## Start DATA SHOWN
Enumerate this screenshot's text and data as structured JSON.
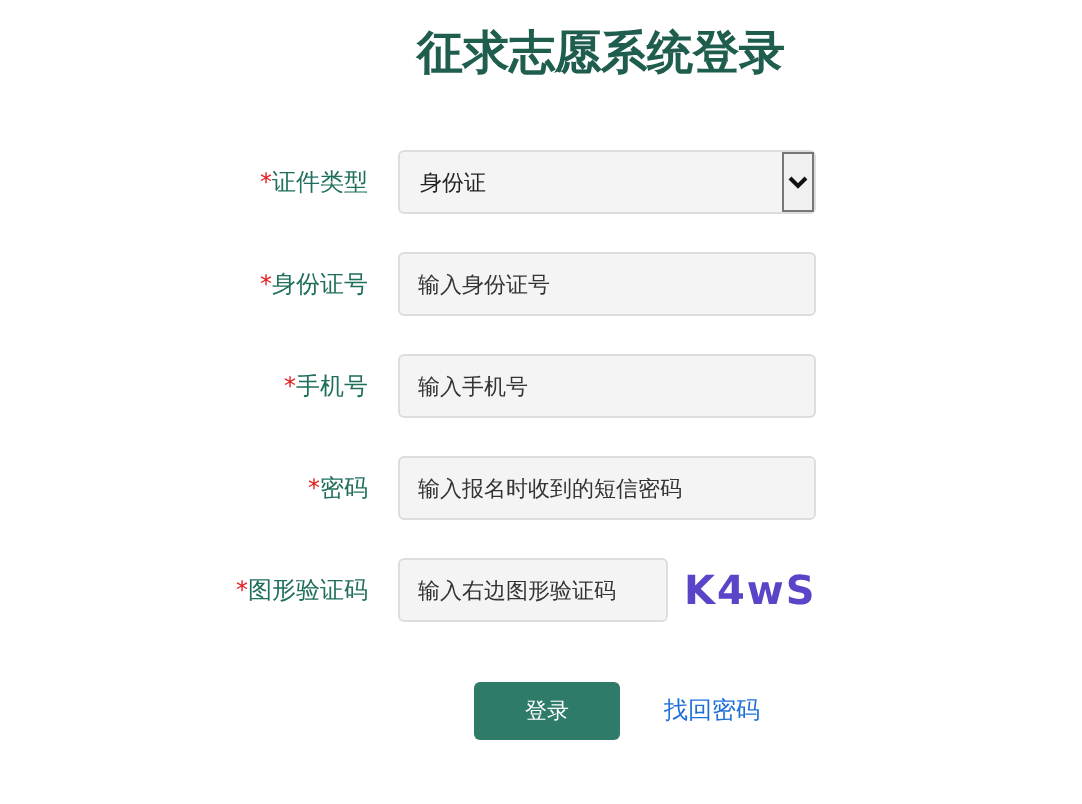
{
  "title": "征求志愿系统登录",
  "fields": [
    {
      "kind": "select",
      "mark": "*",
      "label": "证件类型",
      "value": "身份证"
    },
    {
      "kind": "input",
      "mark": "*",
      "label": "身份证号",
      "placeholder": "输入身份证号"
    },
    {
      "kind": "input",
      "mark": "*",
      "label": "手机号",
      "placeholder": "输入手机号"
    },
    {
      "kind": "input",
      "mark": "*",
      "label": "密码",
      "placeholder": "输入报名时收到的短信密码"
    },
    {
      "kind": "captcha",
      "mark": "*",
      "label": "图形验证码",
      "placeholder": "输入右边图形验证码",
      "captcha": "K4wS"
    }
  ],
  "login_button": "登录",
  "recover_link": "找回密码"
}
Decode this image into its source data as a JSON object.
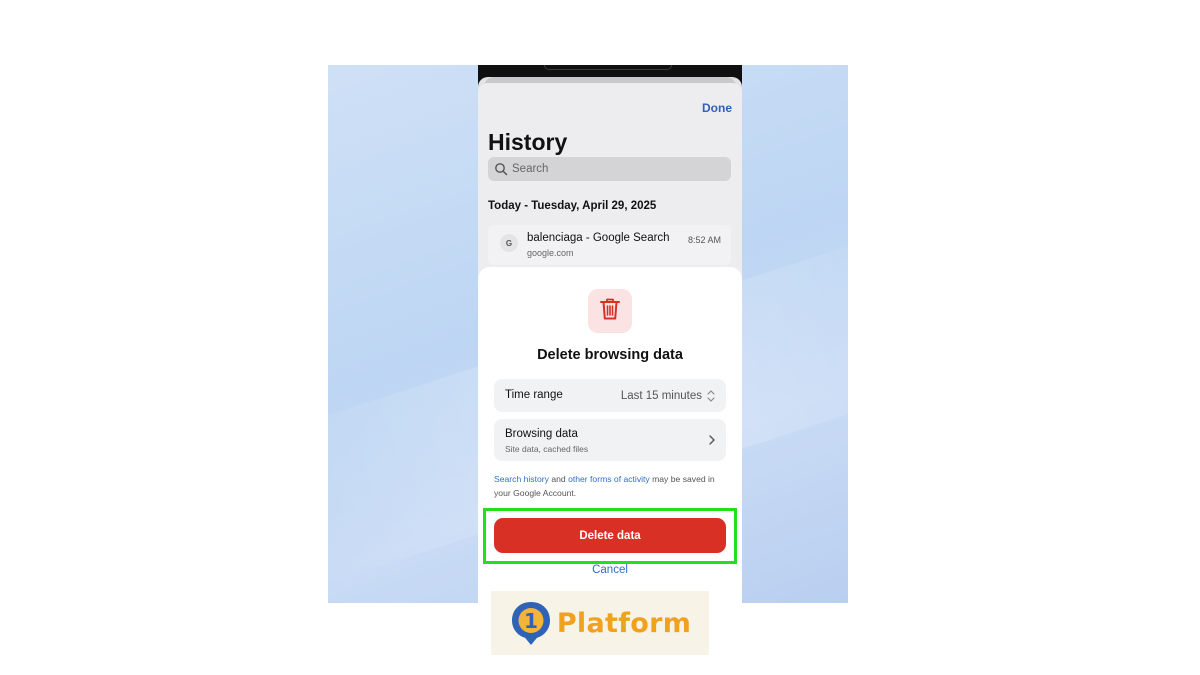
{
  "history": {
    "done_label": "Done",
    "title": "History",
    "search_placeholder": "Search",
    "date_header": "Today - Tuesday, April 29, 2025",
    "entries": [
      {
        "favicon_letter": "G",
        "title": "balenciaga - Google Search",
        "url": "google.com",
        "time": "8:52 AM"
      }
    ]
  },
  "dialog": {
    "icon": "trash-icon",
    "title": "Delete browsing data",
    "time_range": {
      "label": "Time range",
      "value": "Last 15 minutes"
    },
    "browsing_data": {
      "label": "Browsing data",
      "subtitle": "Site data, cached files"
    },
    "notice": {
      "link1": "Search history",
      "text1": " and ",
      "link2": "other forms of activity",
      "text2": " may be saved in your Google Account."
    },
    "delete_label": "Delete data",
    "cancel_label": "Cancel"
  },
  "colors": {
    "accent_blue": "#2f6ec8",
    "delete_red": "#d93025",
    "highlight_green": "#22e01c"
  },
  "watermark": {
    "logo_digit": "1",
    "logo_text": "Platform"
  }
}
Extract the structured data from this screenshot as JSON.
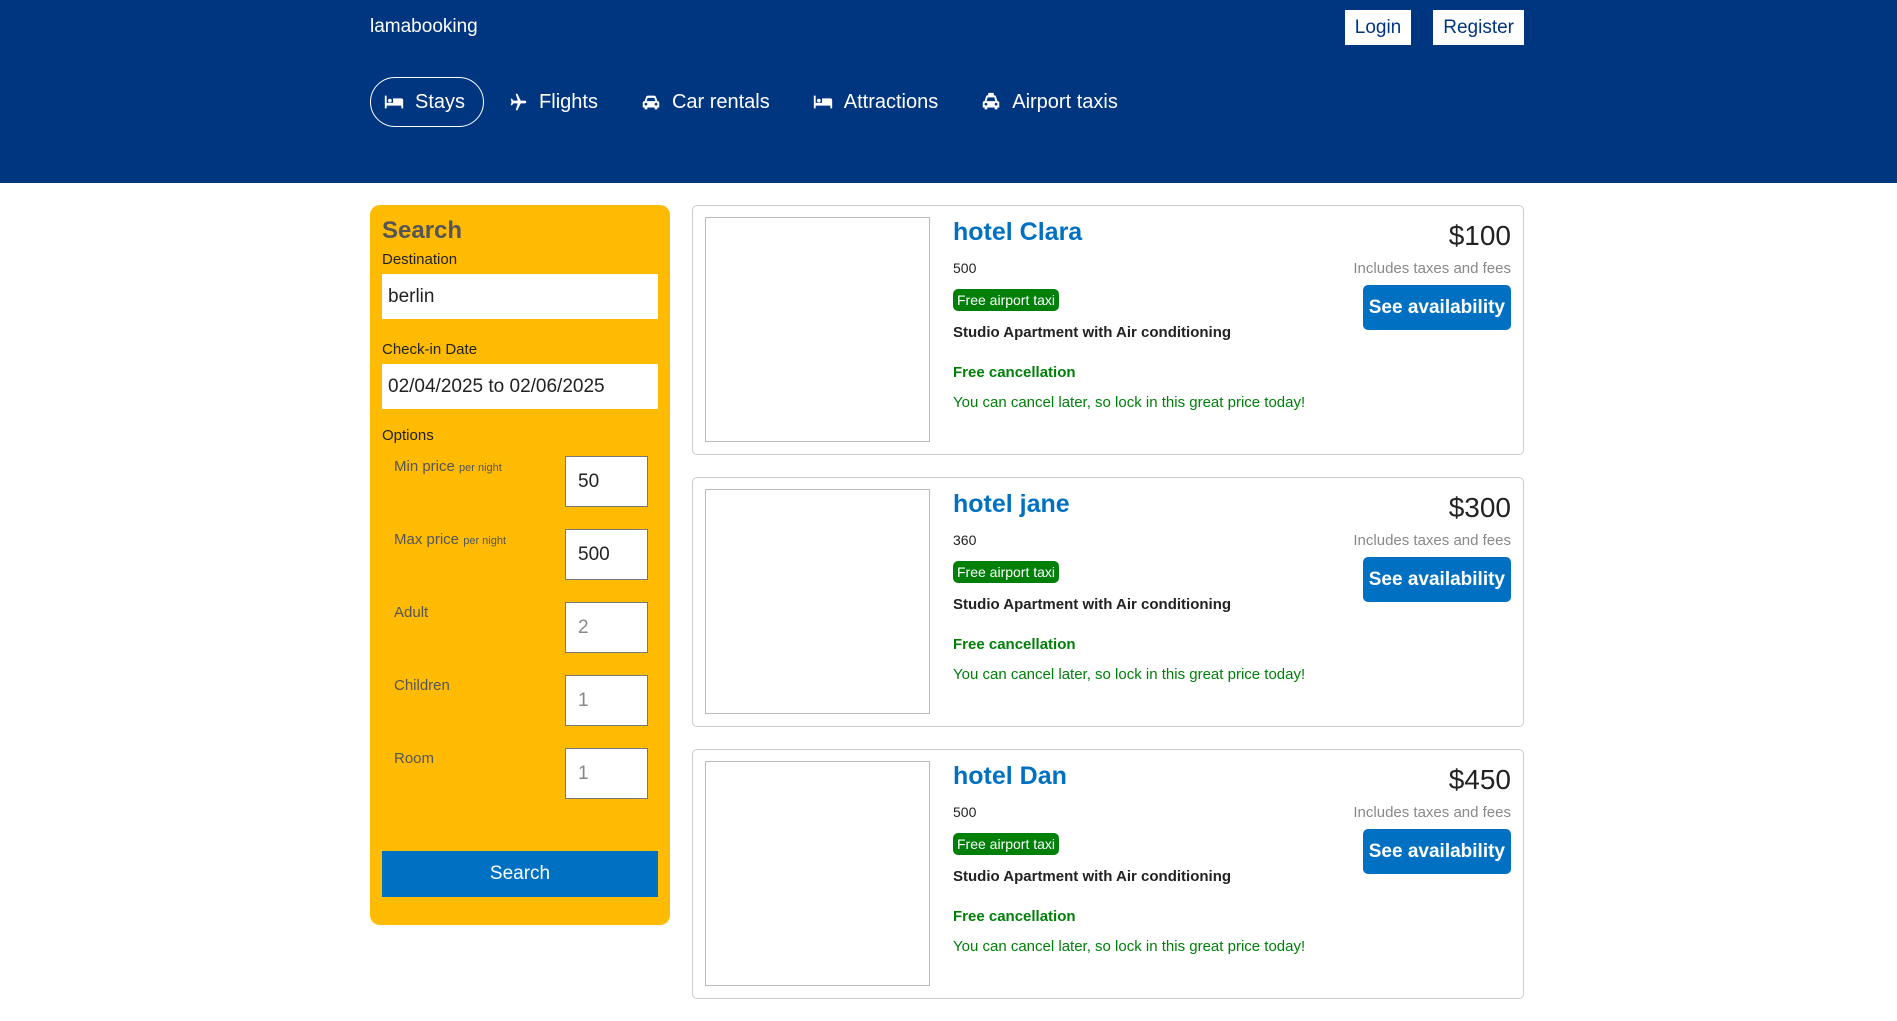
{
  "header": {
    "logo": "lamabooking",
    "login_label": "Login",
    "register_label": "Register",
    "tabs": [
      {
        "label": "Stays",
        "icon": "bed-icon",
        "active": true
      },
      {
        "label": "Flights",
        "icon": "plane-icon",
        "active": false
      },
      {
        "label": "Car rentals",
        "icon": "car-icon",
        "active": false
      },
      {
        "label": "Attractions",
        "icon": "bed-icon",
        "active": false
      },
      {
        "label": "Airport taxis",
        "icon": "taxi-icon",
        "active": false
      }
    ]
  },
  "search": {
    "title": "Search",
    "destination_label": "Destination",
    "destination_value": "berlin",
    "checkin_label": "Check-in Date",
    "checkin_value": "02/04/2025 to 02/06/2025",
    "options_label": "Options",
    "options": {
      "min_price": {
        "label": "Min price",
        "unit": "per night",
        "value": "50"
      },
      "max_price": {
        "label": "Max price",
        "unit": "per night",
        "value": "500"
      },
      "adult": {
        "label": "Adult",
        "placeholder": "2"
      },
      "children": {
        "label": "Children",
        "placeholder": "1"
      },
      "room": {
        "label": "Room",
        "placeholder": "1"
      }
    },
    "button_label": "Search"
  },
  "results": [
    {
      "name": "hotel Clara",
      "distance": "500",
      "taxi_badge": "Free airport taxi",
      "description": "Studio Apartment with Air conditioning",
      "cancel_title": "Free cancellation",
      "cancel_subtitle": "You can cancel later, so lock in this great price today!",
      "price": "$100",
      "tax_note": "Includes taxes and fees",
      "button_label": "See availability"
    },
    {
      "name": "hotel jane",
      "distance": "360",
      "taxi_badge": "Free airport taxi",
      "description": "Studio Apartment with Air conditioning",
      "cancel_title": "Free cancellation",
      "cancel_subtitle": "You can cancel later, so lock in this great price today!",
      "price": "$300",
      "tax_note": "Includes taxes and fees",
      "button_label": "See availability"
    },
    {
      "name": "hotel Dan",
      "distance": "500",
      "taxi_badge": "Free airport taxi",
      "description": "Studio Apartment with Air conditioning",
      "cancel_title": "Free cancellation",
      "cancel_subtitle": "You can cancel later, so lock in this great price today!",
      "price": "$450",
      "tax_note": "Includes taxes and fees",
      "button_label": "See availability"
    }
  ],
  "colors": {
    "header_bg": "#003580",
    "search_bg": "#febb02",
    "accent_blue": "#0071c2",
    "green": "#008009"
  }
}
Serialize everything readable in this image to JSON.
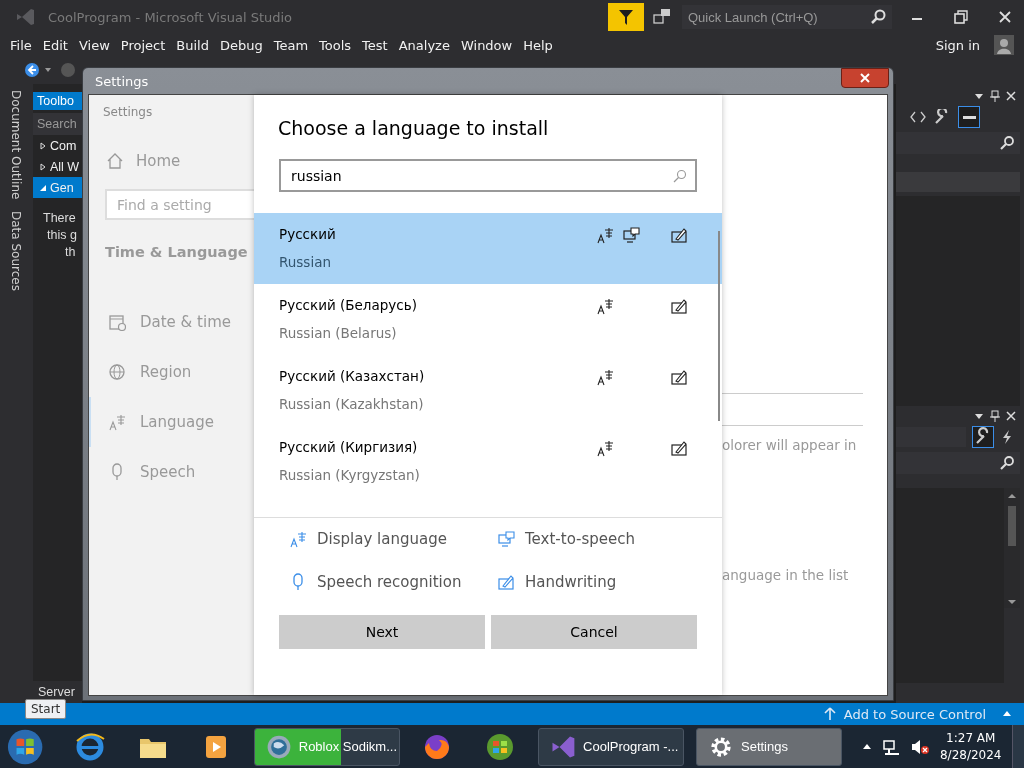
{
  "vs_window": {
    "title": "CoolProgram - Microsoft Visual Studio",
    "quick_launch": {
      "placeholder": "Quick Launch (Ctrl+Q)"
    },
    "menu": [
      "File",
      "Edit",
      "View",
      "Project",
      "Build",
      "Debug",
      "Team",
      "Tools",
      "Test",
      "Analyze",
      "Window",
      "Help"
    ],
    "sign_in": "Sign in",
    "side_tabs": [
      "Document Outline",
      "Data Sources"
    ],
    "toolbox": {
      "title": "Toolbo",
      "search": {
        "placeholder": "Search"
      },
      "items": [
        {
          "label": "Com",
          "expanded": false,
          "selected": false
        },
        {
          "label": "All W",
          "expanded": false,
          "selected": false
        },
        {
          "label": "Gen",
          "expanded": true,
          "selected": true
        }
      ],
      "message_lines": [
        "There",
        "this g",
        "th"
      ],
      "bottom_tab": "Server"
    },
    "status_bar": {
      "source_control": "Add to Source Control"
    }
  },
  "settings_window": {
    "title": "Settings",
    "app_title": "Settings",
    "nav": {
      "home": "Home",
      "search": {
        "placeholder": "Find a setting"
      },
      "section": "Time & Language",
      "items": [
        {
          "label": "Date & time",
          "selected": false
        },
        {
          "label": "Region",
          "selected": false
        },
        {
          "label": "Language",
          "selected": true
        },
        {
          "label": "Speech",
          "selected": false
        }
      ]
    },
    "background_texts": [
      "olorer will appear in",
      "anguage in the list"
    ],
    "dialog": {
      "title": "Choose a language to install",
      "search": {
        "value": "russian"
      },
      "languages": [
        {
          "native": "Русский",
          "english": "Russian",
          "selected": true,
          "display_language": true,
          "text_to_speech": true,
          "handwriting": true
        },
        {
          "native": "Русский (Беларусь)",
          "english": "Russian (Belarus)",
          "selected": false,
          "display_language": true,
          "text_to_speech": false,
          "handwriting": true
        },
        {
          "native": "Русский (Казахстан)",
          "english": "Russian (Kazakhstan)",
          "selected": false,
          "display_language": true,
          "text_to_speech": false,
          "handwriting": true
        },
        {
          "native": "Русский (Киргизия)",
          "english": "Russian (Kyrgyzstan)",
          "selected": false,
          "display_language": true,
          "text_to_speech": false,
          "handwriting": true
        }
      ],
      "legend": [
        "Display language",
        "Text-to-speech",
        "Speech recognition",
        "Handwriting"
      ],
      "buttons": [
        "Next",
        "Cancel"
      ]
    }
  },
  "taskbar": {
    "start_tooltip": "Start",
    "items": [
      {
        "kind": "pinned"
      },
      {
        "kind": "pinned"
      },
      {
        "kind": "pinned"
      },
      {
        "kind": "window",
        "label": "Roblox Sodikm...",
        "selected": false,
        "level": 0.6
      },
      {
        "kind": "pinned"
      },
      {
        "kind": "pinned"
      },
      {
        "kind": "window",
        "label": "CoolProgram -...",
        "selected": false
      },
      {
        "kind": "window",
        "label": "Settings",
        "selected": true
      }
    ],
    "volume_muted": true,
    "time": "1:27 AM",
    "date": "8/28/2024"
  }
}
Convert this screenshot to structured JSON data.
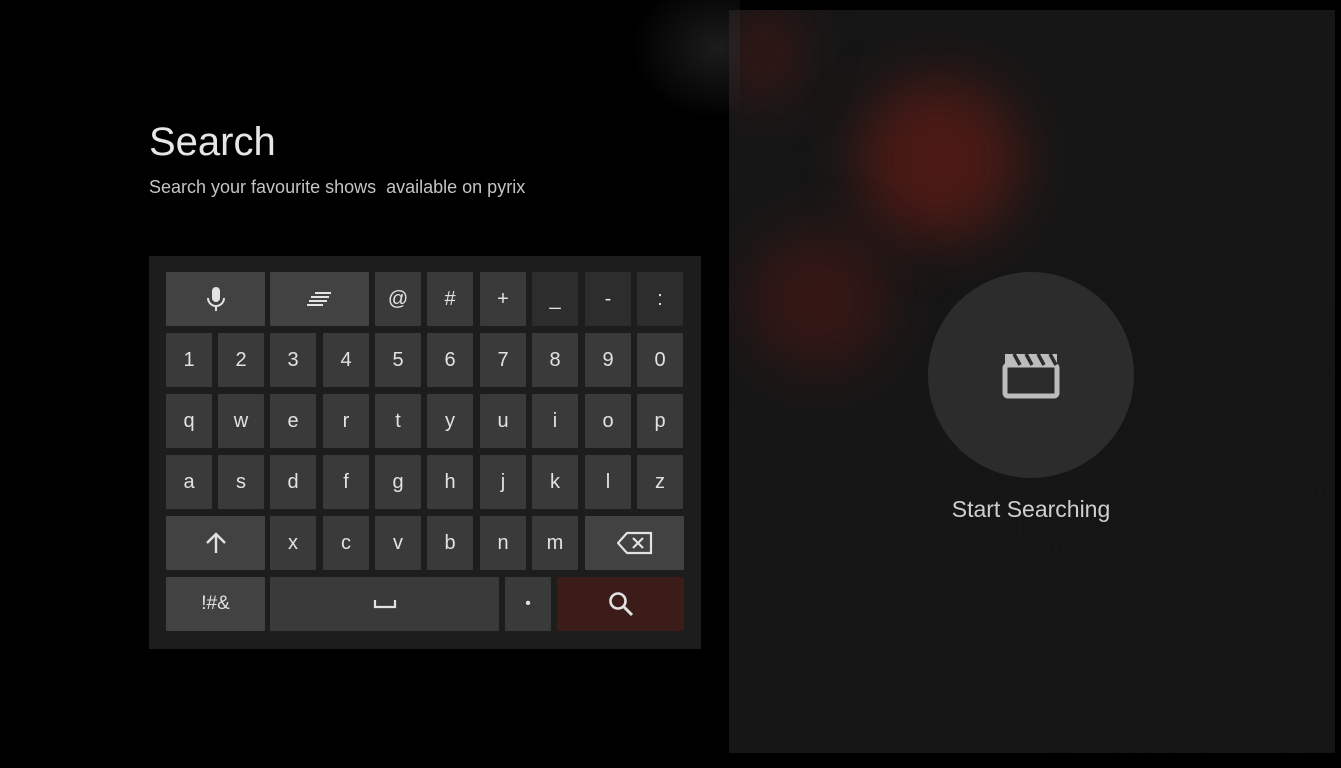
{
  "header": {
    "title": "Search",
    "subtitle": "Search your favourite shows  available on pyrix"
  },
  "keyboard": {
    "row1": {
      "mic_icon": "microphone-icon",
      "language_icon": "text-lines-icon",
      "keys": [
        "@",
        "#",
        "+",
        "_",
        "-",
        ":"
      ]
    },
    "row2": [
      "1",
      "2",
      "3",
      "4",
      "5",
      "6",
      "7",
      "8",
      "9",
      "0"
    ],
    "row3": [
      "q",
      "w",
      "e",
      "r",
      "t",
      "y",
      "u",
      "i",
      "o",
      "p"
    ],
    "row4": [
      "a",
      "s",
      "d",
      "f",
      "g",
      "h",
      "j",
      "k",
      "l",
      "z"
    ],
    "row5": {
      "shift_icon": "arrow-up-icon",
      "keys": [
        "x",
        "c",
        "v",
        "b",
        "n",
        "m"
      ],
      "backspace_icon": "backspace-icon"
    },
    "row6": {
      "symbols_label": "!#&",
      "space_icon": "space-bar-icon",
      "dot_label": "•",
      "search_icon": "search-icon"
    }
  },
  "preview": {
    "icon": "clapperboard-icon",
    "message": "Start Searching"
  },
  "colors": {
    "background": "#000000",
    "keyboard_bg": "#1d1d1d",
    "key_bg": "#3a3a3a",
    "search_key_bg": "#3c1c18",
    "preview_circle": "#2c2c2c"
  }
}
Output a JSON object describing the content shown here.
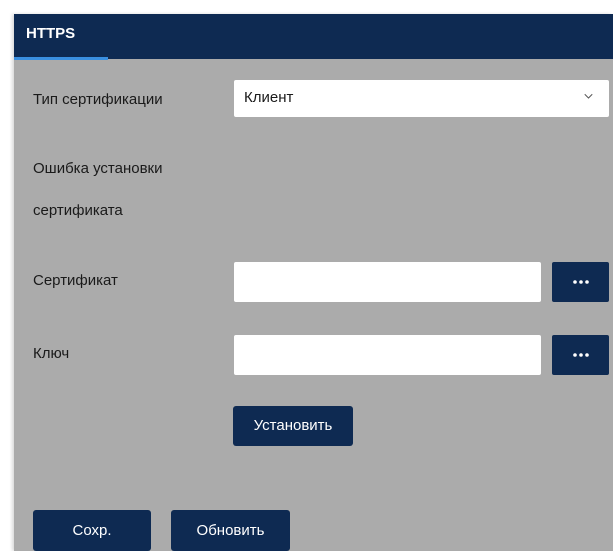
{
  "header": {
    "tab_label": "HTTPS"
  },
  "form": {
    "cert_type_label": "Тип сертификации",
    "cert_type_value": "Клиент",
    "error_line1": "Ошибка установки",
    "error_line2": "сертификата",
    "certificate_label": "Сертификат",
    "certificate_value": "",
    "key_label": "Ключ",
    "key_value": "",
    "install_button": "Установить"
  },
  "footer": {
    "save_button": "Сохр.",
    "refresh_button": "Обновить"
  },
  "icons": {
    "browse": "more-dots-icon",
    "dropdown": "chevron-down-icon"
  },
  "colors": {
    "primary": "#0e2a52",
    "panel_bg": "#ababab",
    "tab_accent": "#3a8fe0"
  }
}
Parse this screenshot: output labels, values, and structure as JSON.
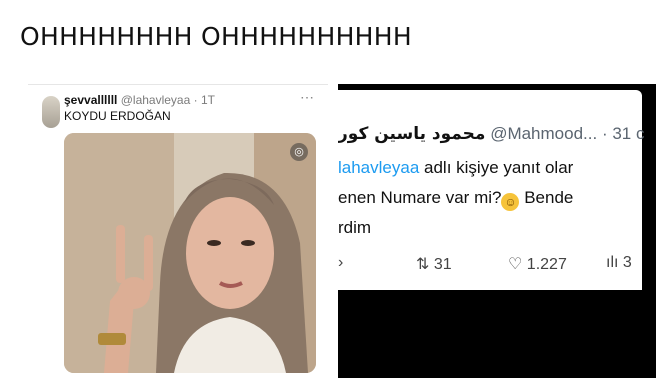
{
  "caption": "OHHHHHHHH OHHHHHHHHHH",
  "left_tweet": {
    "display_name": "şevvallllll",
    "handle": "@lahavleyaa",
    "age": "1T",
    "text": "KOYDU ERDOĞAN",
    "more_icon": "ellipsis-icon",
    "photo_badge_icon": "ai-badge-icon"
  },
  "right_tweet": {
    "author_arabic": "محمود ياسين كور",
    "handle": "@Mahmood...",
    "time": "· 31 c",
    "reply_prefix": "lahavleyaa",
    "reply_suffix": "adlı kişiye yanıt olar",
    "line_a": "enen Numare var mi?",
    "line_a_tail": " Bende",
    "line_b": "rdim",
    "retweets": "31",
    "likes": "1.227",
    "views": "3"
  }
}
## End DATA SHOWN
Only a number is wanted: how many lines of the material include the word "this".

10